### MATERIAL TO PROCESS:
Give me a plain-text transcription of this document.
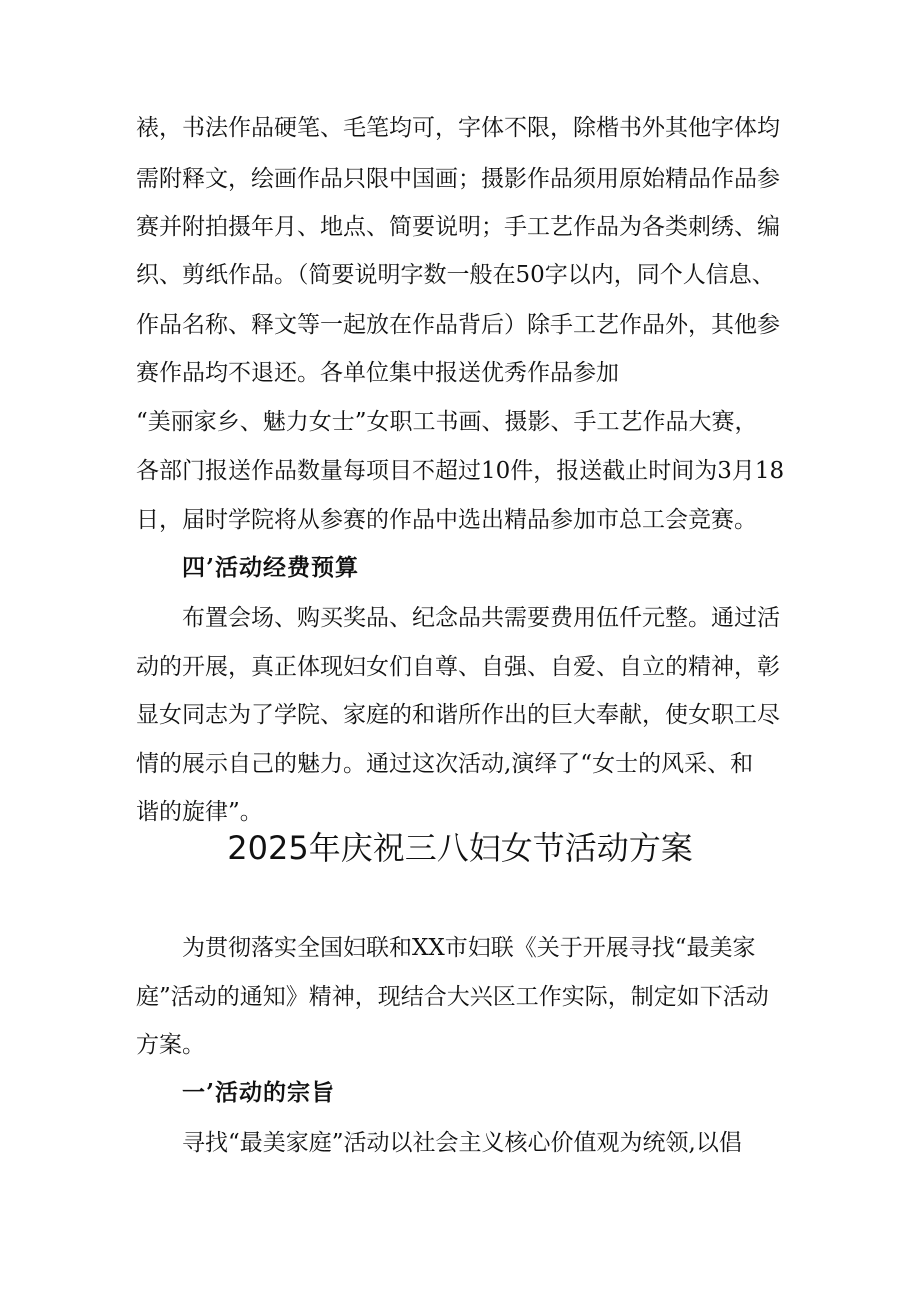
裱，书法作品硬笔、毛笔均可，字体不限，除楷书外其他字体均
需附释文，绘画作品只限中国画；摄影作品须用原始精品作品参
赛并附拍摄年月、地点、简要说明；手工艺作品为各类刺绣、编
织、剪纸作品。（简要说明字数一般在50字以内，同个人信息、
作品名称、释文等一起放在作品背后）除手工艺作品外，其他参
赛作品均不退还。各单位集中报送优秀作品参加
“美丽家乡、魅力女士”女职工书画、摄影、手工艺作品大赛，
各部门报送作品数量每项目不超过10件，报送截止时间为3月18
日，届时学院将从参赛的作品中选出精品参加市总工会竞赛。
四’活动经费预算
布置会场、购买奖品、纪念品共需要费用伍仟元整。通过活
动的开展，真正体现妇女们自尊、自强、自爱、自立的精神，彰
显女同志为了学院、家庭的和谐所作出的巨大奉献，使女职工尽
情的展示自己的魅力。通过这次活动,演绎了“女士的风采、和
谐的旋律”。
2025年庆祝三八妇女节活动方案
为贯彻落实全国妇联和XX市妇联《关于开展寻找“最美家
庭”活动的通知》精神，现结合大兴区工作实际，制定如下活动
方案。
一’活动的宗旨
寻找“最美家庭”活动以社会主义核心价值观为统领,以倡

### GIVEN INSTRUCTION:
Copy every entry exactly as written. Pictures are excluded.

### RESULT OF THE EXERCISE:
Give me a plain-text transcription of this document.
裱，书法作品硬笔、毛笔均可，字体不限，除楷书外其他字体均
需附释文，绘画作品只限中国画；摄影作品须用原始精品作品参
赛并附拍摄年月、地点、简要说明；手工艺作品为各类刺绣、编
织、剪纸作品。（简要说明字数一般在50字以内，同个人信息、
作品名称、释文等一起放在作品背后）除手工艺作品外，其他参
赛作品均不退还。各单位集中报送优秀作品参加
“美丽家乡、魅力女士”女职工书画、摄影、手工艺作品大赛，
各部门报送作品数量每项目不超过10件，报送截止时间为3月18
日，届时学院将从参赛的作品中选出精品参加市总工会竞赛。
四’活动经费预算
布置会场、购买奖品、纪念品共需要费用伍仟元整。通过活
动的开展，真正体现妇女们自尊、自强、自爱、自立的精神，彰
显女同志为了学院、家庭的和谐所作出的巨大奉献，使女职工尽
情的展示自己的魅力。通过这次活动,演绎了“女士的风采、和
谐的旋律”。
2025年庆祝三八妇女节活动方案
为贯彻落实全国妇联和XX市妇联《关于开展寻找“最美家
庭”活动的通知》精神，现结合大兴区工作实际，制定如下活动
方案。
一’活动的宗旨
寻找“最美家庭”活动以社会主义核心价值观为统领,以倡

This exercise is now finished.